──────── Entries shown ────────

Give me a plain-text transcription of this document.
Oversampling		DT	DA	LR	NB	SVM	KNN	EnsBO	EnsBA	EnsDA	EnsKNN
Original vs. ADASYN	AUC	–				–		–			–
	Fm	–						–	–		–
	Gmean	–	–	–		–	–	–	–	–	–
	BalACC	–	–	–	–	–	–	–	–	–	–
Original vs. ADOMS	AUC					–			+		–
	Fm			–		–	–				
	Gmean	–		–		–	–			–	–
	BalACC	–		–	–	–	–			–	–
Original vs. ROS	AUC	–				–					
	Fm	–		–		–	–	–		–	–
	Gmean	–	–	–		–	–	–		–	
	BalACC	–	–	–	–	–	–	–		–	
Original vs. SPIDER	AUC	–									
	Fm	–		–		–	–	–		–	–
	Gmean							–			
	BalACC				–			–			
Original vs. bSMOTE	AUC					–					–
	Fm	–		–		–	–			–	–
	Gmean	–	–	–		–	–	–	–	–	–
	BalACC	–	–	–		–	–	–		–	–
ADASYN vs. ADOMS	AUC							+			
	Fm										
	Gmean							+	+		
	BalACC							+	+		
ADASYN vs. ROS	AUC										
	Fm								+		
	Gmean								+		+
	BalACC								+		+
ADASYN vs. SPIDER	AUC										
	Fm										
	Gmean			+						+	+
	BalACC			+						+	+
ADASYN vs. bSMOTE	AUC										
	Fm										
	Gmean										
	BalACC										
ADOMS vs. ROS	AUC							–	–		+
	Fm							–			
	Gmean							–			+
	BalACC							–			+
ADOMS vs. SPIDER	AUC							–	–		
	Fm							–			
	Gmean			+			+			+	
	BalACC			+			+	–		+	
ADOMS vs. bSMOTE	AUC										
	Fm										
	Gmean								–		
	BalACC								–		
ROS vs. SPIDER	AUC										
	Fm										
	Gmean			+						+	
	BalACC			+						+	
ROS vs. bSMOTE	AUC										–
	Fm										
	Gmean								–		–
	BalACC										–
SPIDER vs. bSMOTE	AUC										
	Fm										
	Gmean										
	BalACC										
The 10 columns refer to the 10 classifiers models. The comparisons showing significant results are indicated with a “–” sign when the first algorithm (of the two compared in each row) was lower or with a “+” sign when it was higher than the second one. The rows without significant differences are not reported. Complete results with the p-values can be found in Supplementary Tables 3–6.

────────

**Task brief:** Return all of the entries exactly as they were supplied.

**Answer in full:**
Give me a plain-text transcription of this document.
Oversampling		DT	DA	LR	NB	SVM	KNN	EnsBO	EnsBA	EnsDA	EnsKNN
Original vs. ADASYN	AUC	–				–		–			–
	Fm	–						–	–		–
	Gmean	–	–	–		–	–	–	–	–	–
	BalACC	–	–	–	–	–	–	–	–	–	–
Original vs. ADOMS	AUC					–			+		–
	Fm			–		–	–				
	Gmean	–		–		–	–			–	–
	BalACC	–		–	–	–	–			–	–
Original vs. ROS	AUC	–				–					
	Fm	–		–		–	–	–		–	–
	Gmean	–	–	–		–	–	–		–	
	BalACC	–	–	–	–	–	–	–		–	
Original vs. SPIDER	AUC	–									
	Fm	–		–		–	–	–		–	–
	Gmean							–			
	BalACC				–			–			
Original vs. bSMOTE	AUC					–					–
	Fm	–		–		–	–			–	–
	Gmean	–	–	–		–	–	–	–	–	–
	BalACC	–	–	–		–	–	–		–	–
ADASYN vs. ADOMS	AUC							+			
	Fm										
	Gmean							+	+		
	BalACC							+	+		
ADASYN vs. ROS	AUC										
	Fm								+		
	Gmean								+		+
	BalACC								+		+
ADASYN vs. SPIDER	AUC										
	Fm										
	Gmean			+						+	+
	BalACC			+						+	+
ADASYN vs. bSMOTE	AUC										
	Fm										
	Gmean										
	BalACC										
ADOMS vs. ROS	AUC							–	–		+
	Fm							–			
	Gmean							–			+
	BalACC							–			+
ADOMS vs. SPIDER	AUC							–	–		
	Fm							–			
	Gmean			+			+			+	
	BalACC			+			+	–		+	
ADOMS vs. bSMOTE	AUC										
	Fm										
	Gmean								–		
	BalACC								–		
ROS vs. SPIDER	AUC										
	Fm										
	Gmean			+						+	
	BalACC			+						+	
ROS vs. bSMOTE	AUC										–
	Fm										
	Gmean								–		–
	BalACC										–
SPIDER vs. bSMOTE	AUC										
	Fm										
	Gmean										
	BalACC										
The 10 columns refer to the 10 classifiers models. The comparisons showing significant results are indicated with a “–” sign when the first algorithm (of the two compared in each row) was lower or with a “+” sign when it was higher than the second one. The rows without significant differences are not reported. Complete results with the p-values can be found in Supplementary Tables 3–6.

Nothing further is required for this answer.